▶ _ENTRIES SHOWN_
>> Start

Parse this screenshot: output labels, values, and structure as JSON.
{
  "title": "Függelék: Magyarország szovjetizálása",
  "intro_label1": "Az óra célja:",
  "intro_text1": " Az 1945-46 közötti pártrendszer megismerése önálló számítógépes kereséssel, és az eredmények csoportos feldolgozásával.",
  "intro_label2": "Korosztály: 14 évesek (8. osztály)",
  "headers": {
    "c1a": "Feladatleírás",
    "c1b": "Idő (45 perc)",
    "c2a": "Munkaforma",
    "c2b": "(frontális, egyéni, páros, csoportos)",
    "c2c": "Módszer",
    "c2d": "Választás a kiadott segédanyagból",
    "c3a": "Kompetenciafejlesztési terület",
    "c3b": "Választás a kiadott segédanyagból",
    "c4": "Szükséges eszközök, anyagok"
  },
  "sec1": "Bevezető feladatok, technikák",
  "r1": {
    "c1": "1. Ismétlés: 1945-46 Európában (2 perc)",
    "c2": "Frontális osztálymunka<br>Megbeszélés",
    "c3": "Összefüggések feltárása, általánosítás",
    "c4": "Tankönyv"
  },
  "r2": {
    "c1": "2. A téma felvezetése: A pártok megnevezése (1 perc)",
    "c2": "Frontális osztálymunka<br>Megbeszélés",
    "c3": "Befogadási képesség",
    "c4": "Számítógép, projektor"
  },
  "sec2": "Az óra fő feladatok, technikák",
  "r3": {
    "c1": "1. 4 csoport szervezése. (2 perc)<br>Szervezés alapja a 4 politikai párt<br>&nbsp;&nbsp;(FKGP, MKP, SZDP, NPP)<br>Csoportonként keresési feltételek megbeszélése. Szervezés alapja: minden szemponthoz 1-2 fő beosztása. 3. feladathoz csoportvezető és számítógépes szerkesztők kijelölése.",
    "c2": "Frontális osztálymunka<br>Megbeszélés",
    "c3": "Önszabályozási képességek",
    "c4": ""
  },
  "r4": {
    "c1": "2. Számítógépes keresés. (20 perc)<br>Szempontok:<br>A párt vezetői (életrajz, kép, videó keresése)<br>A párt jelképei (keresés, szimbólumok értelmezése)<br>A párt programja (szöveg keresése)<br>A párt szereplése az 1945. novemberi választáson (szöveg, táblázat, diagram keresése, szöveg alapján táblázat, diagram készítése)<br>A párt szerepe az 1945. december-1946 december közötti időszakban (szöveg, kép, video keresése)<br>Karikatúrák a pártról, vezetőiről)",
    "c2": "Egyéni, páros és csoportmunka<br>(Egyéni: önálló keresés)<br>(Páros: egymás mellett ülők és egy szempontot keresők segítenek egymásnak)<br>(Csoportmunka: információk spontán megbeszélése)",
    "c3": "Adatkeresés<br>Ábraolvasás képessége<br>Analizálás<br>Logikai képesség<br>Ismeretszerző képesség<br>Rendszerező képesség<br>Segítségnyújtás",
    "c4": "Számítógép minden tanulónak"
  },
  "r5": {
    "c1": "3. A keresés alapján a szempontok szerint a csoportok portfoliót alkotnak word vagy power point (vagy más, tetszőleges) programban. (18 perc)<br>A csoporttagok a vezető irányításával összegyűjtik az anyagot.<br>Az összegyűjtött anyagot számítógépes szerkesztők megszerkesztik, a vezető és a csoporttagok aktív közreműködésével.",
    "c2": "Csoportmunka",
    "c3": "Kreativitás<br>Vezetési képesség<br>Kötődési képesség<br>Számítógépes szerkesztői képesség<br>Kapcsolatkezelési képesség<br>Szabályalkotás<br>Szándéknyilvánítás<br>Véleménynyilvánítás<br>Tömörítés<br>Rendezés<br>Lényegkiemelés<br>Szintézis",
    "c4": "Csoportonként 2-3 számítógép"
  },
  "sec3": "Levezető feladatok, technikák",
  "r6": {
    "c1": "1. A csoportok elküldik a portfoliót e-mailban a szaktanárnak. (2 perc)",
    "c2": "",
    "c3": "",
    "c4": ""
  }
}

>> End

▶ _EXERCISE OBJECTIVE_
Looking at the records above, work out how many lines include the string "feladatok". Give the number and nothing else.

▶ _SOLUTION_
3